*GIVEN TASK A*
Copy the passage on livestock farming and meat alternatives word for word.

*QUOTED PASSAGE*
Considering we already have a way to make meat and dairy, one that’s been working for the human race for thousands of years, it may seem like a lot of effort and money is being spent on coming up with alternatives, but demographic forces are putting the livestock industry and those who depend on it in a precarious position.
Even if we used all the cropland in the world to feed livestock, the demand for meat by 2050 will not be met, according to a study by research firm FarmEcon LLC that considered population and economic growth projections. And while meat consumption worldwide is growing along with population and incomes in developing countries, it has already substantially slowed in the Western world. For example, Canadian consumption of beef and pork has dropped by a quarter since 1999.
Vegetarian meat alternatives obviously have a long way to go to compete with the original. Retailers around the world sold 198,400 tonnes of meat alternatives such as tofu, tempeh and seitan in 2015, according to market research firm Euromonitor International Ltd. That’s a lot of tofu, but it’s just 0.1 per cent of the 260 million tonnes of fresh and processed meat sold that year.
But things are going to change once the alternative is just as good as the real thing, Lee said. “We do not intend to be niche,” he said. “There’s a huge opportunity, a problem to be solved.”
Here’s the problem: Raising a cow is a very inefficient way to make food.
Although modern factory farming is much more efficient than traditional grazing methods of raising and feeding cattle, even state-of-the-art cattle farms use significantly more feed, energy and water than farms raising other types of livestock.
Depending on the farming method, it takes five to 20 kilograms of feed and 15,400 litres of water to produce a kilogram of beef, compared to two kilograms of feed and 4,300 litres of water for a kilogram of chicken.
Traditional cattle farming in developing countries is more likely to involve converting forests or wetlands into pastures, so the greenhouse-gas emissions per kilogram of beef around the world vary from 58 kilograms to more than 1,000, according to a 2013 study published in the Proceedings of the National Academy of Sciences.
Livestock production also takes up a lot of space. Farmers are using a quarter of the earth’s ice-free land for livestock grazing, according to the United Nations Food and Agriculture Organization, with one-third of the world’s cropland devoted to producing livestock feed.

*GIVEN TASK B*
Repeat the lines of the records exactly, starting with the line that contains "Patent image size: (842, 627)." and going on through the line that contains "The die 32 is at (352, 570).", with both of those lines included.

*PROVIDED RECORDS*
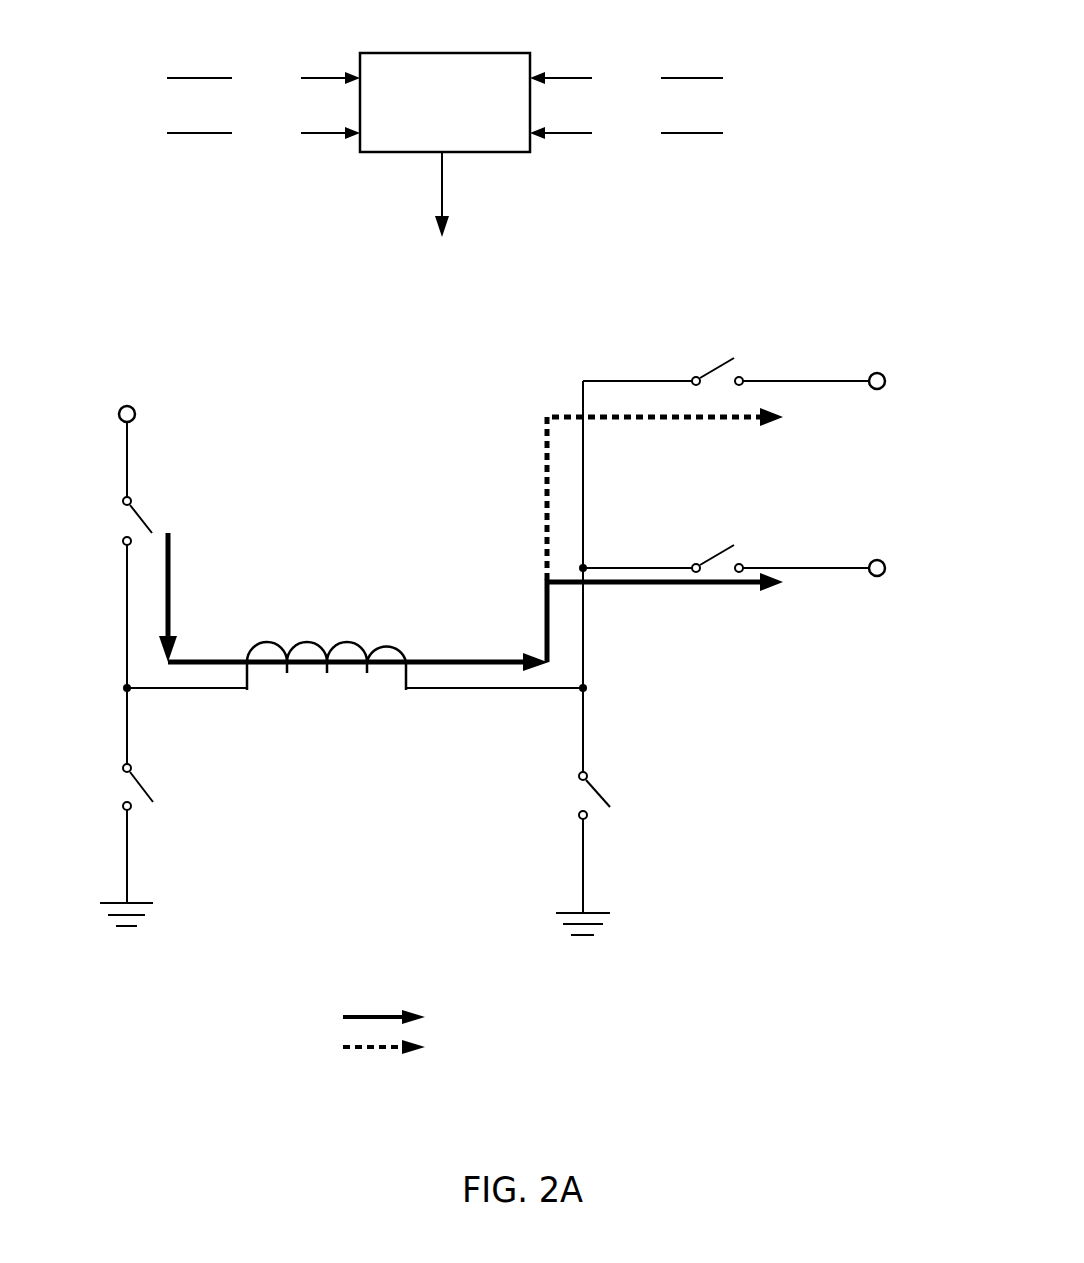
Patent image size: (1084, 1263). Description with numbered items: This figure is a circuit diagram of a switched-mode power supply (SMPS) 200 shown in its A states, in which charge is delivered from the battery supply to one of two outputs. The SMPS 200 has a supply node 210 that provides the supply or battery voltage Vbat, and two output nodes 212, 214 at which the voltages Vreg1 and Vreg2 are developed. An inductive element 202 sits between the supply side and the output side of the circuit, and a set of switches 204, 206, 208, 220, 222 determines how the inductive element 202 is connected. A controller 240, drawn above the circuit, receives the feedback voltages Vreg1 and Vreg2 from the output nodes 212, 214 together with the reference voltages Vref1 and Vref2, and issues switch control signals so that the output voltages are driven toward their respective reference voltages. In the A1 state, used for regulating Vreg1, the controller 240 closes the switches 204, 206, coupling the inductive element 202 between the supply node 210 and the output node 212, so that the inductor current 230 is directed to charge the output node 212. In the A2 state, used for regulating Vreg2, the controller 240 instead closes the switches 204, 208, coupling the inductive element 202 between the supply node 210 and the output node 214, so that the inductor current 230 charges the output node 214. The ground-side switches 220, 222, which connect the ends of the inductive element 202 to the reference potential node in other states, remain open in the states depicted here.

The switched-mode power supply (SMPS) 200 is at (140, 246).
The inductive element 202 is at (310, 645).
The switch 204 is at (144, 520).
The switch 206 is at (720, 367).
The switch 208 is at (720, 554).
The supply node 210 is at (119, 414).
The output node 212 is at (879, 372).
The output node 214 is at (879, 559).
The switch 220 is at (145, 789).
The switch 222 is at (598, 792).
The inductor current 230 is at (450, 660).
The controller 240 is at (480, 53).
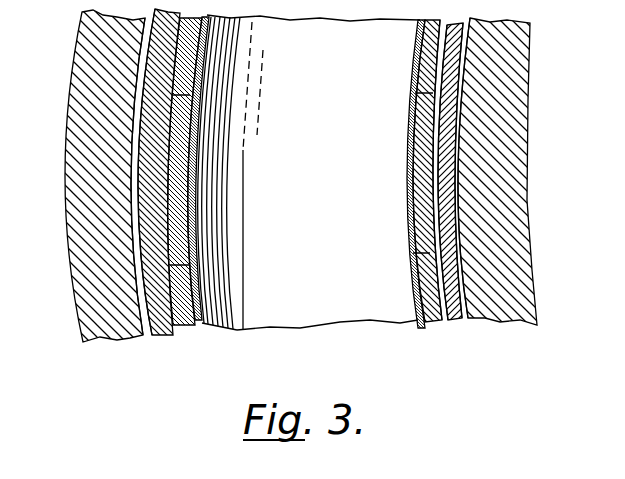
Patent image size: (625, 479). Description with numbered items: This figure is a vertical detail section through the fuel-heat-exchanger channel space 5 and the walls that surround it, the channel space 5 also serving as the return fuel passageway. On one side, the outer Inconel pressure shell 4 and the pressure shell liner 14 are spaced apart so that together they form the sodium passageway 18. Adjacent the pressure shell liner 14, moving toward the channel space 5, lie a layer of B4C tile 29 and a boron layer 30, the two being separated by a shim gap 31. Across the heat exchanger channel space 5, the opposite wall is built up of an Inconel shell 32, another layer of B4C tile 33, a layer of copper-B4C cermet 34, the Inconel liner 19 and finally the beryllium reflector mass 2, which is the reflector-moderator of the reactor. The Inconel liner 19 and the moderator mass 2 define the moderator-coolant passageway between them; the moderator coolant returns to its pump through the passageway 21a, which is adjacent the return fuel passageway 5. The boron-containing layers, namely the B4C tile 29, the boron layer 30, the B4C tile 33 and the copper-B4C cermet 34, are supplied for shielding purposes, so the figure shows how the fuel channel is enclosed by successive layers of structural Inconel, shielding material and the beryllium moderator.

The beryllium reflector mass 2 is at (512, 136).
The Inconel pressure shell 4 is at (80, 133).
The fuel-heat-exchanger channel space 5 is at (312, 201).
The pressure shell liner 14 is at (167, 336).
The sodium passageway 18 is at (148, 322).
The Inconel liner 19 is at (458, 318).
The moderator-coolant return passageway 21a is at (467, 310).
The layer of B4C tile 29 is at (190, 327).
The boron layer 30 is at (205, 330).
The shim gap 31 is at (200, 322).
The Inconel shell 32 is at (407, 130).
The layer of B4C tile 33 is at (438, 320).
The layer of copper-B4C cermet 34 is at (445, 317).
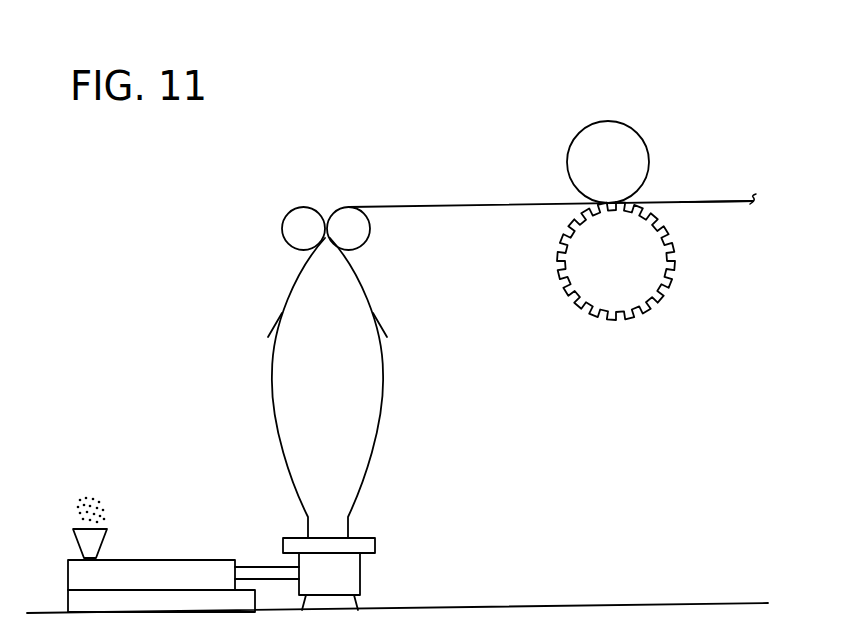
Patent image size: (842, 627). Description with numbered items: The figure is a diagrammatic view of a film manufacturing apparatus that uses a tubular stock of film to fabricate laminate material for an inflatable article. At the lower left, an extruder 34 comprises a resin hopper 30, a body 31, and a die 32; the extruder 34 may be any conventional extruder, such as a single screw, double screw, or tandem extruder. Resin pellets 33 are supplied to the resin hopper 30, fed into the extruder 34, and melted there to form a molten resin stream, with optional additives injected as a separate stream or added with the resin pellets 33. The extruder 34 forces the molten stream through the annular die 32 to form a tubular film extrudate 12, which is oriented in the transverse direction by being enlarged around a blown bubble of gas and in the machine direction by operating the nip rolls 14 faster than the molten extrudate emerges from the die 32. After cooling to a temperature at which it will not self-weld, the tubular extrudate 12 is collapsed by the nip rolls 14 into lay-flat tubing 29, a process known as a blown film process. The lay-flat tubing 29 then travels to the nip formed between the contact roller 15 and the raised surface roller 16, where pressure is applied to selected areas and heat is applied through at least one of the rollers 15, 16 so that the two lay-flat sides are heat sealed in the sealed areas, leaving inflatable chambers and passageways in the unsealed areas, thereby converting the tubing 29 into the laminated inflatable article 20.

The tubular film extrudate 12 is at (474, 222).
The nip rolls 14 is at (295, 220).
The contact roller 15 is at (582, 143).
The raised surface roller 16 is at (577, 283).
The inflatable article 20 is at (713, 192).
The lay-flat tubing 29 is at (424, 205).
The resin hopper 30 is at (95, 540).
The body 31 is at (78, 580).
The die 32 is at (352, 570).
The resin pellets 33 is at (110, 492).
The extruder 34 is at (158, 568).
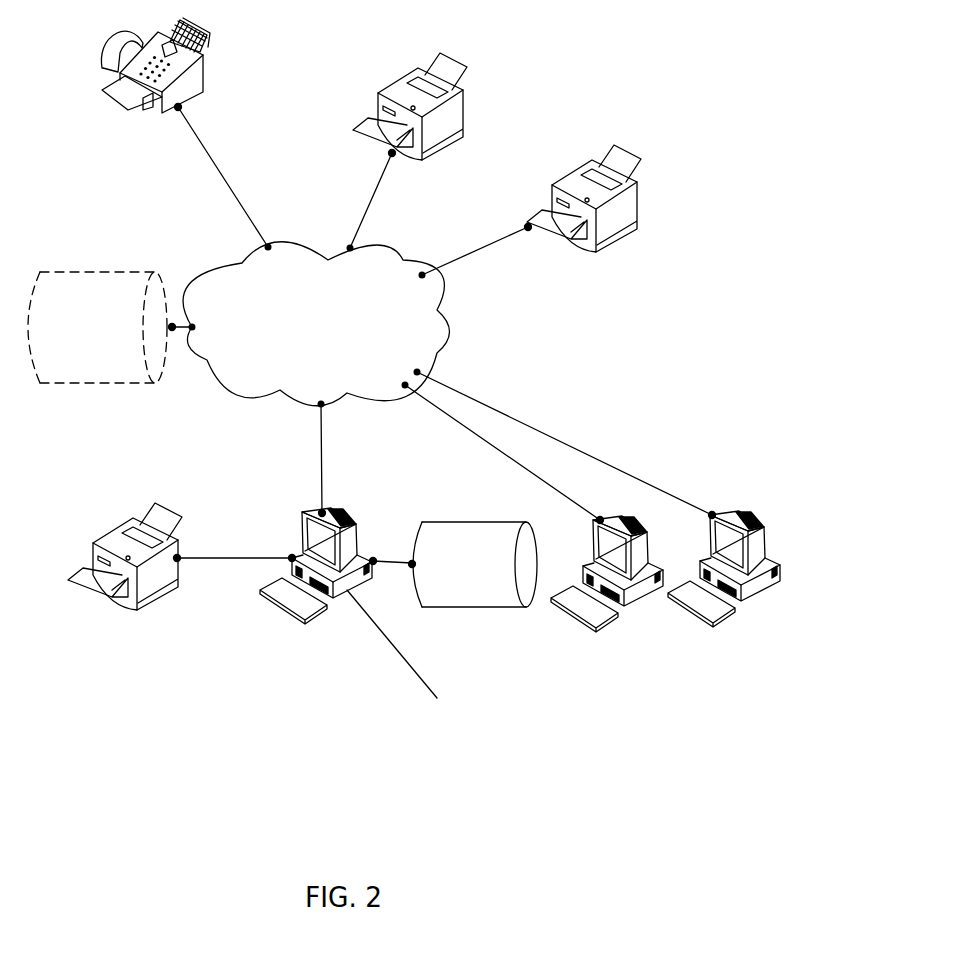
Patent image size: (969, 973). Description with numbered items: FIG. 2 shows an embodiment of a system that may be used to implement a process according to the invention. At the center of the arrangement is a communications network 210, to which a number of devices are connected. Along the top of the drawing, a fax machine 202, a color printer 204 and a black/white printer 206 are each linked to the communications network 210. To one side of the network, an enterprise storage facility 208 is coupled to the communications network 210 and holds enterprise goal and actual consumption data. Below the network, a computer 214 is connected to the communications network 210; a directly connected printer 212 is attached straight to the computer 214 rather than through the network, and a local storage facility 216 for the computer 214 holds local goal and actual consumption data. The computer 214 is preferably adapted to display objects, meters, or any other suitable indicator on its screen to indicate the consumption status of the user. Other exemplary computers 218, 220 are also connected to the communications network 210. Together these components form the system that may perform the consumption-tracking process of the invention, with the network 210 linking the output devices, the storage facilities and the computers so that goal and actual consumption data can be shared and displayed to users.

The fax machine 202 is at (208, 70).
The color printer 204 is at (465, 115).
The black/white printer 206 is at (638, 205).
The enterprise storage facility 208 is at (153, 273).
The communications network 210 is at (450, 325).
The directly connected printer 212 is at (178, 540).
The computer 214 is at (357, 524).
The local storage facility 216 is at (530, 522).
The computer 218 is at (637, 605).
The computer 220 is at (782, 568).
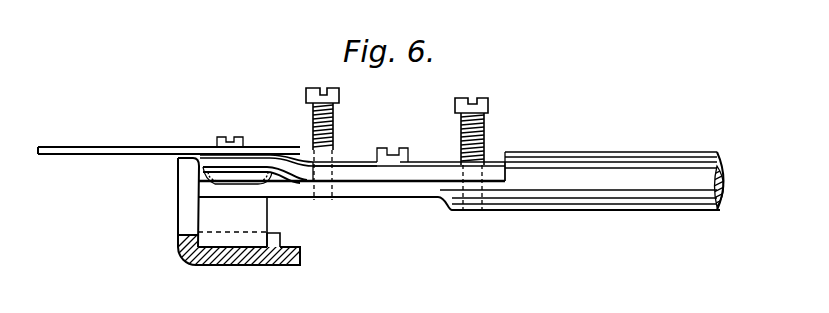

*RIGHT ANSWER A*
Considering we already have a way to make meat and dairy, one that’s been working for the human race for thousands of years, it may seem like a lot of effort and money is being spent on coming up with alternatives, but demographic forces are putting the livestock industry and those who depend on it in a precarious position.
Even if we used all the cropland in the world to feed livestock, the demand for meat by 2050 will not be met, according to a study by research firm FarmEcon LLC that considered population and economic growth projections. And while meat consumption worldwide is growing along with population and incomes in developing countries, it has already substantially slowed in the Western world. For example, Canadian consumption of beef and pork has dropped by a quarter since 1999.
Vegetarian meat alternatives obviously have a long way to go to compete with the original. Retailers around the world sold 198,400 tonnes of meat alternatives such as tofu, tempeh and seitan in 2015, according to market research firm Euromonitor International Ltd. That’s a lot of tofu, but it’s just 0.1 per cent of the 260 million tonnes of fresh and processed meat sold that year.
But things are going to change once the alternative is just as good as the real thing, Lee said. “We do not intend to be niche,” he said. “There’s a huge opportunity, a problem to be solved.”
Here’s the problem: Raising a cow is a very inefficient way to make food.
Although modern factory farming is much more efficient than traditional grazing methods of raising and feeding cattle, even state-of-the-art cattle farms use significantly more feed, energy and water than farms raising other types of livestock.
Depending on the farming method, it takes five to 20 kilograms of feed and 15,400 litres of water to produce a kilogram of beef, compared to two kilograms of feed and 4,300 litres of water for a kilogram of chicken.
Traditional cattle farming in developing countries is more likely to involve converting forests or wetlands into pastures, so the greenhouse-gas emissions per kilogram of beef around the world vary from 58 kilograms to more than 1,000, according to a 2013 study published in the Proceedings of the National Academy of Sciences.
Livestock production also takes up a lot of space. Farmers are using a quarter of the earth’s ice-free land for livestock grazing, according to the United Nations Food and Agriculture Organization, with one-third of the world’s cropland devoted to producing livestock feed.

*RIGHT ANSWER B*
Patent image size: (842, 627). Description with numbered items: The figure is a diagrammatic view of a film manufacturing apparatus that uses a tubular stock of film to fabricate laminate material for an inflatable article. At the lower left, an extruder 34 comprises a resin hopper 30, a body 31, and a die 32; the extruder 34 may be any conventional extruder, such as a single screw, double screw, or tandem extruder. Resin pellets 33 are supplied to the resin hopper 30, fed into the extruder 34, and melted there to form a molten resin stream, with optional additives injected as a separate stream or added with the resin pellets 33. The extruder 34 forces the molten stream through the annular die 32 to form a tubular film extrudate 12, which is oriented in the transverse direction by being enlarged around a blown bubble of gas and in the machine direction by operating the nip rolls 14 faster than the molten extrudate emerges from the die 32. After cooling to a temperature at which it will not self-weld, the tubular extrudate 12 is collapsed by the nip rolls 14 into lay-flat tubing 29, a process known as a blown film process. The lay-flat tubing 29 then travels to the nip formed between the contact roller 15 and the raised surface roller 16, where pressure is applied to selected areas and heat is applied through at least one of the rollers 15, 16 so that the two lay-flat sides are heat sealed in the sealed areas, leaving inflatable chambers and passageways in the unsealed areas, thereby converting the tubing 29 into the laminated inflatable article 20.

The tubular film extrudate 12 is at (474, 222).
The nip rolls 14 is at (295, 220).
The contact roller 15 is at (582, 143).
The raised surface roller 16 is at (577, 283).
The inflatable article 20 is at (713, 192).
The lay-flat tubing 29 is at (424, 205).
The resin hopper 30 is at (95, 540).
The body 31 is at (78, 580).
The die 32 is at (352, 570).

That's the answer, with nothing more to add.